— BEGIN —
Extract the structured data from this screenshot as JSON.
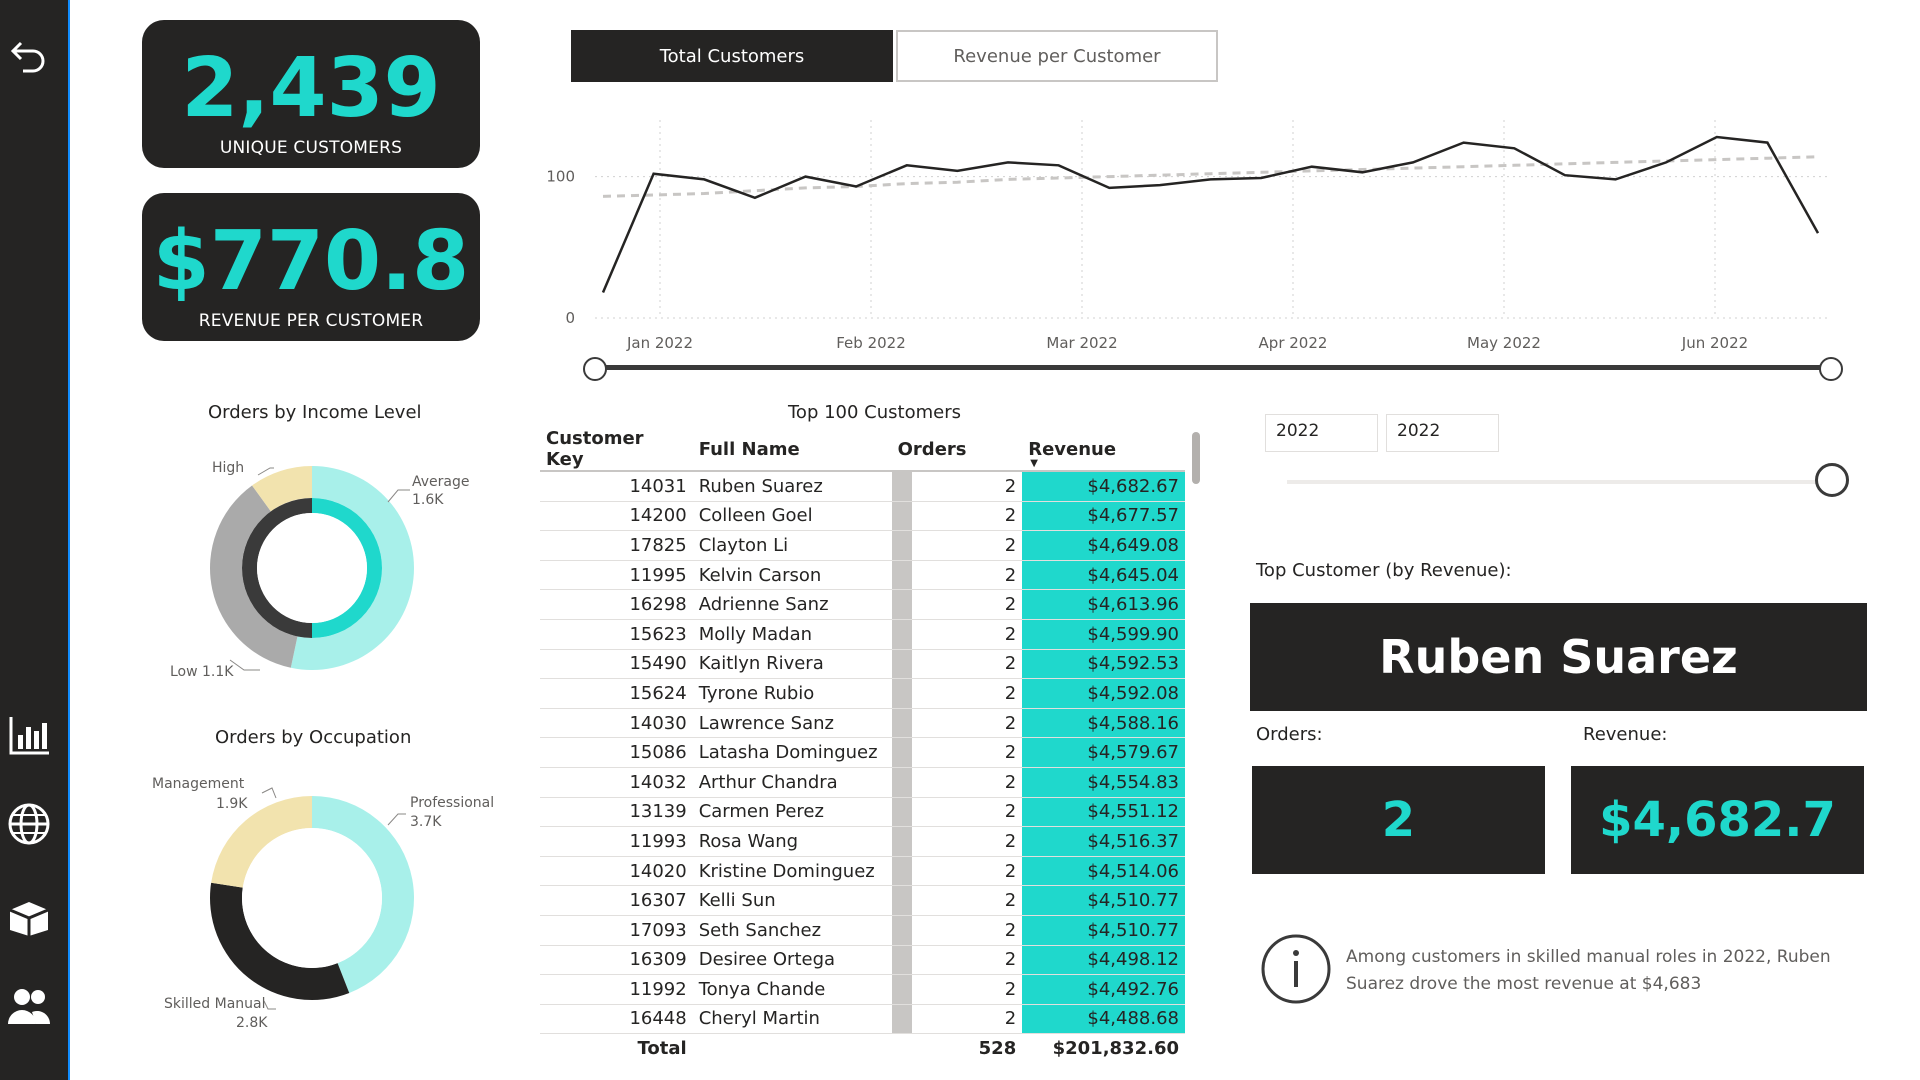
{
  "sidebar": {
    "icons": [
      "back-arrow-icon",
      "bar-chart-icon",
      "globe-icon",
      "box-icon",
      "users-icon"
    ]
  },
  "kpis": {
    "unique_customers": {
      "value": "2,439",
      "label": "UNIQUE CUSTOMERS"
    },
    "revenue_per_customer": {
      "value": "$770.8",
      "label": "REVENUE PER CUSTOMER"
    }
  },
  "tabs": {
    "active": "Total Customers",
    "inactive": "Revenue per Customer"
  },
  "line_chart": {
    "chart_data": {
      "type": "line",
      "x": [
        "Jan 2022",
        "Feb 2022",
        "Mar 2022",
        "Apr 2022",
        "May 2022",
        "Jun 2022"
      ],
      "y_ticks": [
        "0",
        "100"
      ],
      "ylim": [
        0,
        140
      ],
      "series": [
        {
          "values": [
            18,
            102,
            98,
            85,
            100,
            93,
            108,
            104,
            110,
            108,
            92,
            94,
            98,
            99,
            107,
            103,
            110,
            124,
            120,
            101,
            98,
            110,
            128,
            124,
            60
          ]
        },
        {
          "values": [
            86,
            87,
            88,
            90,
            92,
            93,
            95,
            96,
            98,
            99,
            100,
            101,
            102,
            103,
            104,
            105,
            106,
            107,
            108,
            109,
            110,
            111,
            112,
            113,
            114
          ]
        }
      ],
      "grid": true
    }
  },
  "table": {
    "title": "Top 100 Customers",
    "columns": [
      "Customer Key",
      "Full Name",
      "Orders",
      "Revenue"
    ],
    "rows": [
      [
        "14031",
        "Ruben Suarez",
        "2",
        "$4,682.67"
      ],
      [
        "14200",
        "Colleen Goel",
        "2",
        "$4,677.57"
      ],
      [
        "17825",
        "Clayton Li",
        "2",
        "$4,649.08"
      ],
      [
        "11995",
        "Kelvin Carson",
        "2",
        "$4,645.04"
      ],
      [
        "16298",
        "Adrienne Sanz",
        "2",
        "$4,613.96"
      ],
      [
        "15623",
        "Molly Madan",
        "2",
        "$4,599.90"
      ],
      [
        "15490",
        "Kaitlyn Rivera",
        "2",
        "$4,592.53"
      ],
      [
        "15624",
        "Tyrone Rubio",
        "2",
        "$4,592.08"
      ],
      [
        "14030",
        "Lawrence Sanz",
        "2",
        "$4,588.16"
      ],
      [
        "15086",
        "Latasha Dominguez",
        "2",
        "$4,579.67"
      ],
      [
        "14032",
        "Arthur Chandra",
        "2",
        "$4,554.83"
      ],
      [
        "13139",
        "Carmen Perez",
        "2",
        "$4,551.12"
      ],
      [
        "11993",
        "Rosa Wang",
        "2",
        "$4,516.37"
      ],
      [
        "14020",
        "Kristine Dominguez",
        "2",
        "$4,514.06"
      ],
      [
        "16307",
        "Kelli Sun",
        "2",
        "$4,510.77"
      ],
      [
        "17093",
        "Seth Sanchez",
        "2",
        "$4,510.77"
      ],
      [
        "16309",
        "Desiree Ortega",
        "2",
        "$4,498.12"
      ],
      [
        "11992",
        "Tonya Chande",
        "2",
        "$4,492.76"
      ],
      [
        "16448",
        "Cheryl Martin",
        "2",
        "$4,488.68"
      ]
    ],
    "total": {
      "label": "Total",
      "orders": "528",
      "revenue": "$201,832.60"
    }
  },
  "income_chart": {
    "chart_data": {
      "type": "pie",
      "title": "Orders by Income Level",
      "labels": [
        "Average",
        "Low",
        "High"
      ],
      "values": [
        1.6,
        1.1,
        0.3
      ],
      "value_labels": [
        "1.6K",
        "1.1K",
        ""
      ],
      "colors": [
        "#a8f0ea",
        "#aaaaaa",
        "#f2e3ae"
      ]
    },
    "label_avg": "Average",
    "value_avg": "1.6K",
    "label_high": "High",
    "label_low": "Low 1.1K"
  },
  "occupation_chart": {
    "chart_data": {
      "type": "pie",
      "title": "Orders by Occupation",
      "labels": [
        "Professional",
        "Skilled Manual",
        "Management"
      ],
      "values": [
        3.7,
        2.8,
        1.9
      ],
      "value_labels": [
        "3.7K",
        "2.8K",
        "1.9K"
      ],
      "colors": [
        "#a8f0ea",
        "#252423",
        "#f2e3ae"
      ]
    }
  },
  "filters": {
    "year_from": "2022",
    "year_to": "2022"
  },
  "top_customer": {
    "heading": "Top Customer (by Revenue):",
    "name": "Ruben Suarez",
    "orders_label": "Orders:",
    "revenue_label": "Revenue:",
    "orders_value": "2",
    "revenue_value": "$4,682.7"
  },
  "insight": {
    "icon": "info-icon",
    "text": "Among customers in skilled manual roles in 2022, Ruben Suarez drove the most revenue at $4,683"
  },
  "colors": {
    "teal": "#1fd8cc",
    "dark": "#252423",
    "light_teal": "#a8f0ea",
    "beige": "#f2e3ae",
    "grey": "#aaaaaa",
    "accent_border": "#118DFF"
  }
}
— END —
— BEGIN —
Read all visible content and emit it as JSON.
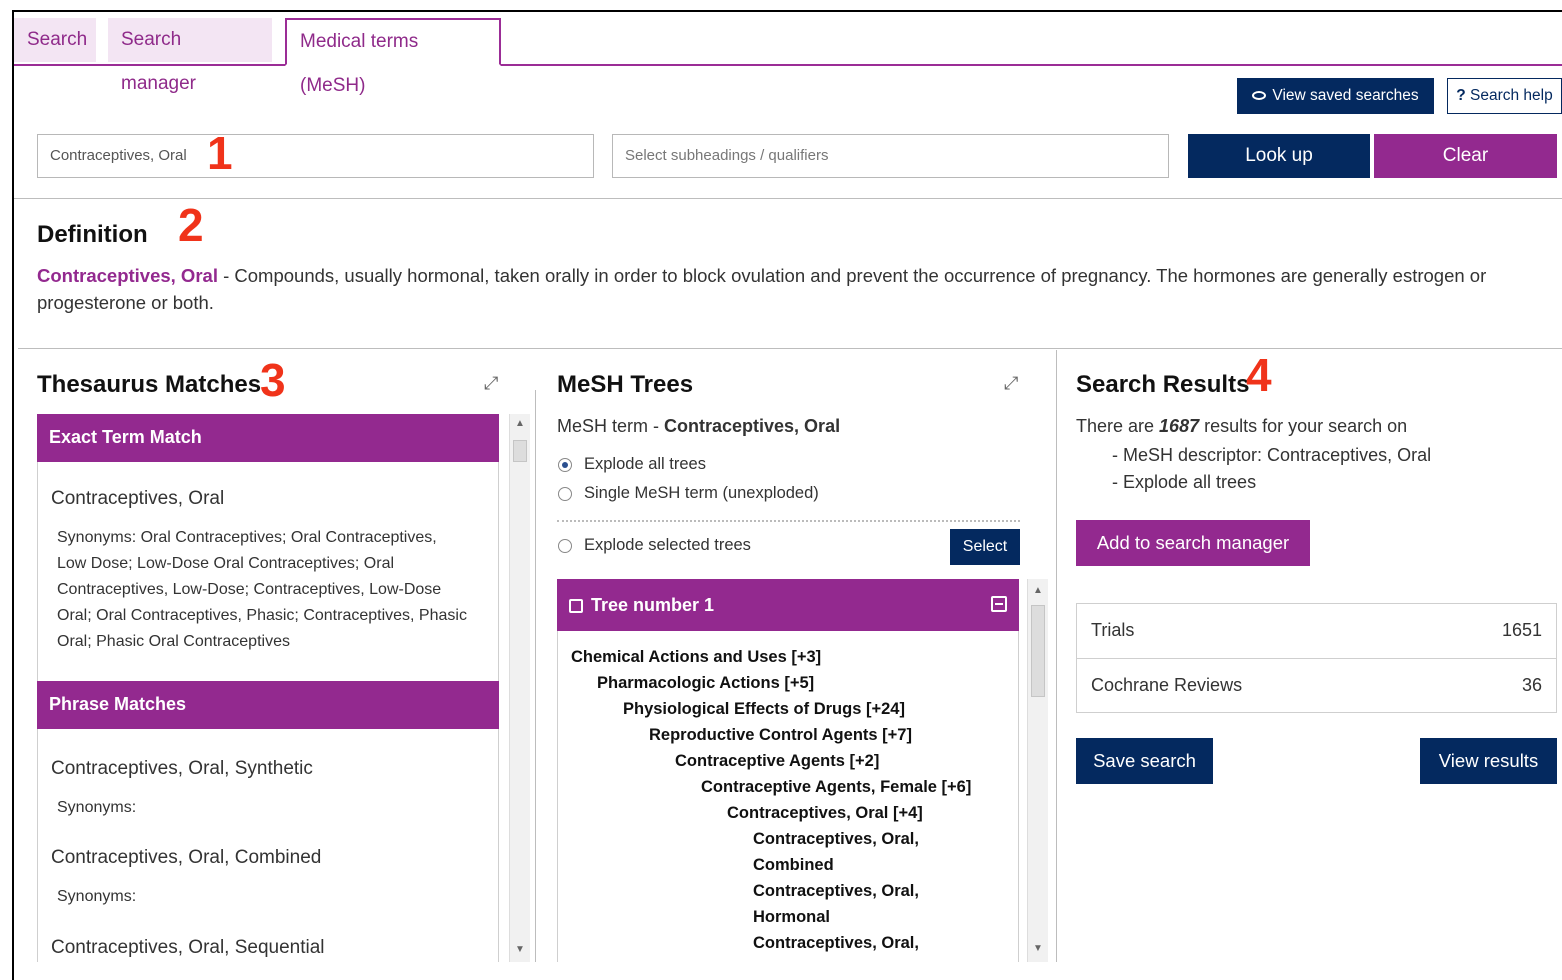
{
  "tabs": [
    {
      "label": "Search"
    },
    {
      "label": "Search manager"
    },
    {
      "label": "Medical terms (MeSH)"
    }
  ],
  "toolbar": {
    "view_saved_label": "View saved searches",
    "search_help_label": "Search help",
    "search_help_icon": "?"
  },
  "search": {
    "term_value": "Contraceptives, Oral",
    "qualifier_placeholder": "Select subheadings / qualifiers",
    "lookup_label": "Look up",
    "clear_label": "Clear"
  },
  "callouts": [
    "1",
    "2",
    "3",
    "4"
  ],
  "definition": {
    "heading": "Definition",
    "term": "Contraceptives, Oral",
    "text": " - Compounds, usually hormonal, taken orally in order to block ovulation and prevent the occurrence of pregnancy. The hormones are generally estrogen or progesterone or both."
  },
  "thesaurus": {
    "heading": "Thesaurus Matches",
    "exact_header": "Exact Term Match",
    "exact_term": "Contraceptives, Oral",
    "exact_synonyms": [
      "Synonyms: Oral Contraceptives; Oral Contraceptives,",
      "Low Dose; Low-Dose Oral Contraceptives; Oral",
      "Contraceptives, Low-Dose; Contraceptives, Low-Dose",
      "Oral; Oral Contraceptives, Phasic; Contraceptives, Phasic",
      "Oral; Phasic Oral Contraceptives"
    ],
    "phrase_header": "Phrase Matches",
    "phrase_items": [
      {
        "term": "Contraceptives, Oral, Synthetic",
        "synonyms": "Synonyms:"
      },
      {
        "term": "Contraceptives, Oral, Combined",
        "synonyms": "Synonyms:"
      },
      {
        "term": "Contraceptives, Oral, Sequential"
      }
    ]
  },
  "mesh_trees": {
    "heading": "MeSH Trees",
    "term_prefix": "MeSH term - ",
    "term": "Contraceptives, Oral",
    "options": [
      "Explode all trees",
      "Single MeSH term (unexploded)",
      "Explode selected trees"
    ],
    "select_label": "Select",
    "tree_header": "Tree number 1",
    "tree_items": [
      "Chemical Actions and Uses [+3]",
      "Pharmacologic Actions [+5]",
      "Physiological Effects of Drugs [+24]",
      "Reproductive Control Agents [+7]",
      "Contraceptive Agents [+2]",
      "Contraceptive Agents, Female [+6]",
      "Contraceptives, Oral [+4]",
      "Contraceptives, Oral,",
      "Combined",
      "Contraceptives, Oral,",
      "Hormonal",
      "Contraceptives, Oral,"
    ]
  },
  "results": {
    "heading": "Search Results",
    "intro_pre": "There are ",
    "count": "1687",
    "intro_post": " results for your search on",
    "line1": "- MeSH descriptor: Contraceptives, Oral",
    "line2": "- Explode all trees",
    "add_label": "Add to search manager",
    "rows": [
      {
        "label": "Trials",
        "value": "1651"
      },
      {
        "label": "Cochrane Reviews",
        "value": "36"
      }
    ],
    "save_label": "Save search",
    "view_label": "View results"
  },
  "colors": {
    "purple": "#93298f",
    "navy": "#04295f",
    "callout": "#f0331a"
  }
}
— END —
— BEGIN —
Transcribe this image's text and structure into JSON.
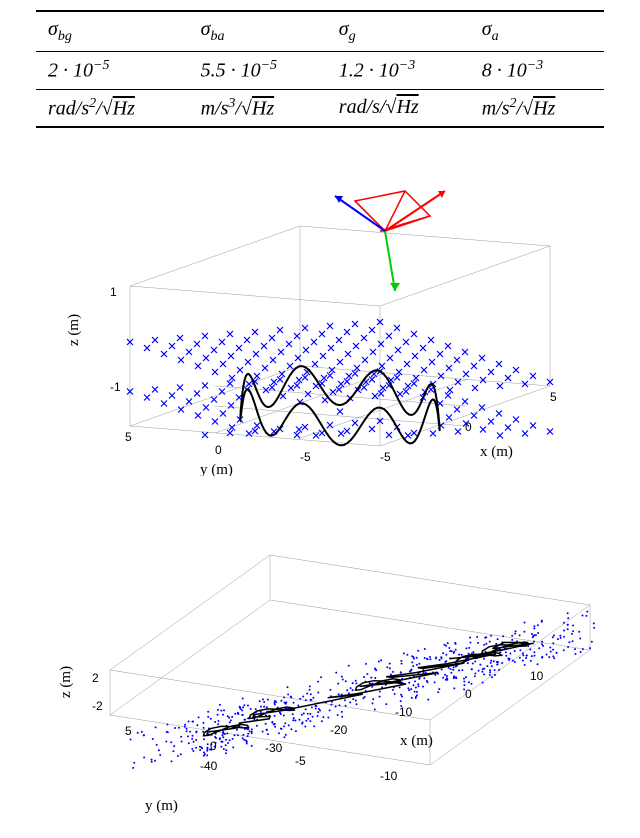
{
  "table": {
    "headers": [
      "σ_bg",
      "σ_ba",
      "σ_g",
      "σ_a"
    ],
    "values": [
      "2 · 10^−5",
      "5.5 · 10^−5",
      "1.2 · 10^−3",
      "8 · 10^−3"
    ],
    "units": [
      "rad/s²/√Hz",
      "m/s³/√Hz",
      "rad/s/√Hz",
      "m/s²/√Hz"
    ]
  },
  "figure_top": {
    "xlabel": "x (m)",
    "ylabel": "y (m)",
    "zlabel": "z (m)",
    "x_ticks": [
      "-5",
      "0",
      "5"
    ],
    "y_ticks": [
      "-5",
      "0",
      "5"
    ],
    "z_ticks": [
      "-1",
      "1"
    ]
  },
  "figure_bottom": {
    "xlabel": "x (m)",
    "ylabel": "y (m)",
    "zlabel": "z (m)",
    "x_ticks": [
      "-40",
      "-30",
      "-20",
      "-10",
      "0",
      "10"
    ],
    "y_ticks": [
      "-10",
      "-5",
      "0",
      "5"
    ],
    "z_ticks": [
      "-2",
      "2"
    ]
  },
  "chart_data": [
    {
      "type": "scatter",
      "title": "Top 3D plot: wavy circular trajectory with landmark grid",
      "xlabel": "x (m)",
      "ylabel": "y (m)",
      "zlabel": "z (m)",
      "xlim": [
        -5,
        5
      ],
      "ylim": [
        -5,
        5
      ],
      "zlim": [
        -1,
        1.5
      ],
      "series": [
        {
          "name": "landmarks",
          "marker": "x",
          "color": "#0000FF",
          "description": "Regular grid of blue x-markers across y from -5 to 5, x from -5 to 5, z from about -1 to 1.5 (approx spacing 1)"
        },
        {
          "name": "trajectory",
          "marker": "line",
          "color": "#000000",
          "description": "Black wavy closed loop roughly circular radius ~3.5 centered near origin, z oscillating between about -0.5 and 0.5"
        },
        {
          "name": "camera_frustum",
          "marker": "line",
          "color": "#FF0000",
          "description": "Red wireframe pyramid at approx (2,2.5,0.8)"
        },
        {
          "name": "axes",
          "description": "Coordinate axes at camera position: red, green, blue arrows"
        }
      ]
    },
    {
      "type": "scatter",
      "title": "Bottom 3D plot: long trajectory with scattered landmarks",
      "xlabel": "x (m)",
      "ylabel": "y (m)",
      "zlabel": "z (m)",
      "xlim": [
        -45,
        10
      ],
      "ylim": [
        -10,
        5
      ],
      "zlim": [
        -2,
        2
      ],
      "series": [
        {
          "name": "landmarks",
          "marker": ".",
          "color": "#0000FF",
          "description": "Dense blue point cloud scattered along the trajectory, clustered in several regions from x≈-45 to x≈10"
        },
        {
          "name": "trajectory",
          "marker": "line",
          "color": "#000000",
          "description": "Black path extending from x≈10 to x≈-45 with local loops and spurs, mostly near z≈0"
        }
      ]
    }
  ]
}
— END —
> **Set problem**
Go through the listing above and locate each line that holds the word "about". Copy those lines.

> **Completed task**
          "description": "Regular grid of blue x-markers across y from -5 to 5, x from -5 to 5, z from about -1 to 1.5 (approx spacing 1)"
          "description": "Black wavy closed loop roughly circular radius ~3.5 centered near origin, z oscillating between about -0.5 and 0.5"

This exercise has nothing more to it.